__Tujuan Latihan__: Lanjutkan tulisan tentang lembaga survei yang merilis hasil survei di Sumbar, dimulai tepat setelah kalimat terakhirnya.

__Teks Bacaan__:
◆ ◆ ◆ ◆ ◆ ◆ ◆

KolomLanggam - Sebuah lembaga survei (pollster) merilis hasil surveinya. Hasilnya mencengangkan. Publik Sumbar heboh. Ragam tanggapan bermunculan. Ada yang bilang hasil survei itu hanyalah strategi untuk membangun opini publik. Ada juga yang bilang, hasil survei itu berlebihan. Angka 49,5 % untuk salah satu pasangan calon itu terlalu tinggi, katanya.

Dalam sistim demokrasi langsung, survei-survei politik itu biasa saja. Tujuan dasarnya baik, untuk mendapatkan data dan informasi tentang peta kekuatan dan kelemahan kandidat yang dibantunya. Juga untuk mempelajari perilaku pemilih. Misal, apakah pemilih akan menggunakan hak pilih atau tidak. Bisa juga untuk mengukur prosentase pemilih yang sudah menentukan pilihan.

Untuk mencapai tujuan baik itu, pollster harus jujur dalam bekerja. Kejujuran pollster dapat membantu mewujudkan demokrasi yang berkualitas. Secara normatif, tuntutan jujur bekerja bagi pollster tergambar jelas dalam Pasal 49 Peraturan Komisi Pemilihan Umum (PKPU) No. 8/2017. Inti dari Pasal 49 adalah kewajiban pollster untuk memberitahukan sumber dana, metodologi yang digunakan, jumlah responden, tanggal pelaksanaan survei, dan pernyataan hasil survei bukan hasil resmi penyelenggara pemilihan ketika mengumumkan hasil survei.

Dalam praktik, di antara kewajiban-kewajiban di atas, pemberitahuan sumber dana pelaksanaan survei sering diabaikan. Sering disurukkan. Tidak dibuka kepada publik.

Berdasarkan informasi yang saya dapatkan, pada saat merilis hasil survei tanggal 3/11/2020, lembaga survei itu tidak mengungkapkan siapa yang mendanai survei mereka. Pada saat presentasi, kabarnya, ada wartawan yang menanyakan ini. Tapi, pertanyaan itu tidak dijawabnya.

◆ ◆ ◆ ◆ ◆ ◆ ◆

__Daftar Data__:
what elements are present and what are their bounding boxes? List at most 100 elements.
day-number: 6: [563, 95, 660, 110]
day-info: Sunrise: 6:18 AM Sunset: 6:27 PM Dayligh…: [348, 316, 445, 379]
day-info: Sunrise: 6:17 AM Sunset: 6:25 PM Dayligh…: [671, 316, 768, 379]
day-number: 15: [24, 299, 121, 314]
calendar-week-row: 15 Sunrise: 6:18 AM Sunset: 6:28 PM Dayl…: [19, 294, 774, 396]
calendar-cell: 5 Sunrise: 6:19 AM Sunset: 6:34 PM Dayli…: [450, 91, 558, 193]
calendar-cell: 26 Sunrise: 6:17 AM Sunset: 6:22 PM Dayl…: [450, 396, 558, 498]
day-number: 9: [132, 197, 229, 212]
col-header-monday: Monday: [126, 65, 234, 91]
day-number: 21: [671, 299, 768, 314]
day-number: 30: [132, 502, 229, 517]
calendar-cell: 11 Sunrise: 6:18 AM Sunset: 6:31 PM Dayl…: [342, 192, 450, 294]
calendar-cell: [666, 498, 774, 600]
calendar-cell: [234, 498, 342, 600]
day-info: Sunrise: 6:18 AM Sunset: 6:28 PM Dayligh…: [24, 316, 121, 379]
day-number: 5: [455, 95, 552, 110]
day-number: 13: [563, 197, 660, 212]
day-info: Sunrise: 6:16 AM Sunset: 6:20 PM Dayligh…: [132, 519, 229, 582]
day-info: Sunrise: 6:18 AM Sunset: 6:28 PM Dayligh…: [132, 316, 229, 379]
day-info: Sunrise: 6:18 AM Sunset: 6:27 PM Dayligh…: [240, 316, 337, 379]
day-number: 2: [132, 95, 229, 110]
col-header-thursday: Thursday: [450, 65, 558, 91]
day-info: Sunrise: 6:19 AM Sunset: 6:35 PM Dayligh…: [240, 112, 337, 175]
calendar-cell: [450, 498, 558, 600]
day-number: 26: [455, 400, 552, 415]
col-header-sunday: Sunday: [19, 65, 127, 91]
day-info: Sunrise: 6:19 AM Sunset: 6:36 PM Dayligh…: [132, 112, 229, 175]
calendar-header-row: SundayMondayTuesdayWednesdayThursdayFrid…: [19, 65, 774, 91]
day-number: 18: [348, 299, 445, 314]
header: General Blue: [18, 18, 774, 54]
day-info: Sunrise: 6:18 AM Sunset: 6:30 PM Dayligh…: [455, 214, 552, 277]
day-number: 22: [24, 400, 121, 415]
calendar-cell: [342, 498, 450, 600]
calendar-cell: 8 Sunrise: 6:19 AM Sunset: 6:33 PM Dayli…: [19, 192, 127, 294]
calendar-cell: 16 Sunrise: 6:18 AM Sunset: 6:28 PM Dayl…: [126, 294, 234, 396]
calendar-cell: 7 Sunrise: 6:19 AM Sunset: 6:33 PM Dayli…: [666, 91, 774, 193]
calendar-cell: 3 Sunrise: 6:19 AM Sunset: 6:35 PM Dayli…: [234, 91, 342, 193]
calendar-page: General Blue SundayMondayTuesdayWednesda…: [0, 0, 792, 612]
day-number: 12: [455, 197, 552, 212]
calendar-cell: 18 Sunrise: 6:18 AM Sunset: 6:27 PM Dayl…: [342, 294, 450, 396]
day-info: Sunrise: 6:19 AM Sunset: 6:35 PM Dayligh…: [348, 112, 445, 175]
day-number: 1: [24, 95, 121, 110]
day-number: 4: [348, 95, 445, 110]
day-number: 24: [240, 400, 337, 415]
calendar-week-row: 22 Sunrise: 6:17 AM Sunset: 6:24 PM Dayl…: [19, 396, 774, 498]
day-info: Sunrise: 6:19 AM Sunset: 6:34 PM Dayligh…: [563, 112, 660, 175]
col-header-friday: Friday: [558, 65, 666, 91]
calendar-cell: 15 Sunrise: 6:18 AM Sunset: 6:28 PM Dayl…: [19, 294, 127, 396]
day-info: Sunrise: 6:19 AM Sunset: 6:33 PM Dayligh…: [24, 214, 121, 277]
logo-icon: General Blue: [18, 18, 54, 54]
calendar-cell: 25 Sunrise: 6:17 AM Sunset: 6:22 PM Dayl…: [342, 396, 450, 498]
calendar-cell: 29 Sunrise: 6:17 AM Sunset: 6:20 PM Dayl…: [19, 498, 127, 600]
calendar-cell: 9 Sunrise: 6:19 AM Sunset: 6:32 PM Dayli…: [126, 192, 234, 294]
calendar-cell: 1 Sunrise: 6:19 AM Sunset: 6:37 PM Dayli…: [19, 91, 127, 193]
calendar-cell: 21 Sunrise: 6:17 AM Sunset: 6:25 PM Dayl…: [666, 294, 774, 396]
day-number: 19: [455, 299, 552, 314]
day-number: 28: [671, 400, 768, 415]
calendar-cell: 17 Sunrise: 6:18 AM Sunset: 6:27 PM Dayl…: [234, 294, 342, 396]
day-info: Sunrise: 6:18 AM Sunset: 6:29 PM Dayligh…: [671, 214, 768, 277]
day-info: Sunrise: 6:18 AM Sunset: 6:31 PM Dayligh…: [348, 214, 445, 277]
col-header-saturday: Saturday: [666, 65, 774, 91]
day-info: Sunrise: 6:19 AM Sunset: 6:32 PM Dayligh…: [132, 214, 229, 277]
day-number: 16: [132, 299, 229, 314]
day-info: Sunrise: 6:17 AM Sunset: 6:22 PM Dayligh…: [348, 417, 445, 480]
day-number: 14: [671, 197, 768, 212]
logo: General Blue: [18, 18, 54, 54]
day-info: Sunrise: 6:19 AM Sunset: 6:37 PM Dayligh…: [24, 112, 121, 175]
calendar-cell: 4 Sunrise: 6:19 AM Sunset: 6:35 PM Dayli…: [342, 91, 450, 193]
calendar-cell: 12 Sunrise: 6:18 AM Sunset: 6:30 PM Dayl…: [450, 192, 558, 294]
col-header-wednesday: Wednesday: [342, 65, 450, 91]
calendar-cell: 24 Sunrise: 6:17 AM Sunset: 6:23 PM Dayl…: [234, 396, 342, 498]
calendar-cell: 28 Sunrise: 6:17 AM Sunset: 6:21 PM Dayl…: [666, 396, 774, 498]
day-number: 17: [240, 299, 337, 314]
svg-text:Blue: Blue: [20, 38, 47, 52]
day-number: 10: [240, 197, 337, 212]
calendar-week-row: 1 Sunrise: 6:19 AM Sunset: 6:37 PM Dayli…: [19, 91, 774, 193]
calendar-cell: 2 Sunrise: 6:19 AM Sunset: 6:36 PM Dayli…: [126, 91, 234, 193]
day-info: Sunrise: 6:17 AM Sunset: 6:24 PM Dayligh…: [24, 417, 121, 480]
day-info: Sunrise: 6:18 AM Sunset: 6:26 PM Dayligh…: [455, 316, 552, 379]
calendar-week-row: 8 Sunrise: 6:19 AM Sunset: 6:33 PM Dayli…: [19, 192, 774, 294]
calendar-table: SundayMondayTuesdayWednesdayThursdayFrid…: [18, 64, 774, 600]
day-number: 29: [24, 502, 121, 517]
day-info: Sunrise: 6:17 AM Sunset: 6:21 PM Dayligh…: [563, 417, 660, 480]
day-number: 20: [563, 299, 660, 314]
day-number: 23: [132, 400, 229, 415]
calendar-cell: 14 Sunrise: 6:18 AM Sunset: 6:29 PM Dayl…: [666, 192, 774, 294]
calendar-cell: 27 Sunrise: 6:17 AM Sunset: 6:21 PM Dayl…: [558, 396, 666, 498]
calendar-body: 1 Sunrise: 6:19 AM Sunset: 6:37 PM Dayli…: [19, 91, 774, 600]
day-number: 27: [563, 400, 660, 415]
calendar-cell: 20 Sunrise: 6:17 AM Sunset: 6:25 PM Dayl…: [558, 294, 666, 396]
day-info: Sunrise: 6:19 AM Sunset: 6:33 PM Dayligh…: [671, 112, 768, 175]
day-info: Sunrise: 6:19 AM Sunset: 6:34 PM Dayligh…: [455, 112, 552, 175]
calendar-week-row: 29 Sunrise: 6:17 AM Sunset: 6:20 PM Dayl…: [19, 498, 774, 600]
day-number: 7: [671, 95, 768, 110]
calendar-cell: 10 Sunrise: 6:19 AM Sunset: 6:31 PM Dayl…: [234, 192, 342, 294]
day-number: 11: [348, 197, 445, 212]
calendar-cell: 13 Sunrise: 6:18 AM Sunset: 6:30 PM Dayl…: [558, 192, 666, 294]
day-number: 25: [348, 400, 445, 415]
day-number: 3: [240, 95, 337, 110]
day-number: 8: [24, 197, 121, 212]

◆ ◆ ◆ ◆ ◆ ◆ ◆

__Jawaban Tugas__:
Saya tidak dalam kapasitas menilai hasil survei itu; valid atau sekadar lucu-lucuan. Meskipun secara mendasar ada yang aneh dari teknis survei itu. Tapi tak usahlah diperdebatkan di sini. Bisa jadi panjang ceritanya.

Poin saya adalah soal kewajiban. Kewajiban kita sebagai warga negara untuk senantiasa memperbaiki kualitas kehidupan berbangsa dan bernegara. Pilkada merupakan salah satu alat untuk mencapai itu. Jika pilkadanya berkualitas, ganjarannya insyaallah pemimpin yang baik dan kompeten. Ujungnya adalah kehidupan yang berkualitas.

Banyak yang salah sangka. Disangkanya, menyerukan lembaga survei untuk terbuka dengan sumber dana surveinya sebagai bentuk meragukan integritas lembaga survei itu. Bukan.

Justeru maksudnya adalah untuk meninggikan marwah lembaga survei. Dengan alasan kewajiban disclosure sumber dana, posisi tawar lembaga survei bisa lebih kuat. Contohnya, ketika seorang kandidat nakal ingin mengumumkan hasil survei yang diatur-atur, pasti dia akan berpikir ulang untuk melakukannya. Sebab, publik sudah tahu bahwa survei yang menghasikan cerita lucu itu dibiayai oleh si kandidat.

Untuk dan atas nama kepentingan publik, lembaga survei, pasangan calon dan tim kampanye pasangan calon untuk berjelas-jelas soal sumber dana survei. Penyelenggara pilkada wajib proaktif soal ini. Sebagai rakyat, kitapun bertanggung jawab mengontrolnya, tentu sesuai dengan daya yang kita punya. (***)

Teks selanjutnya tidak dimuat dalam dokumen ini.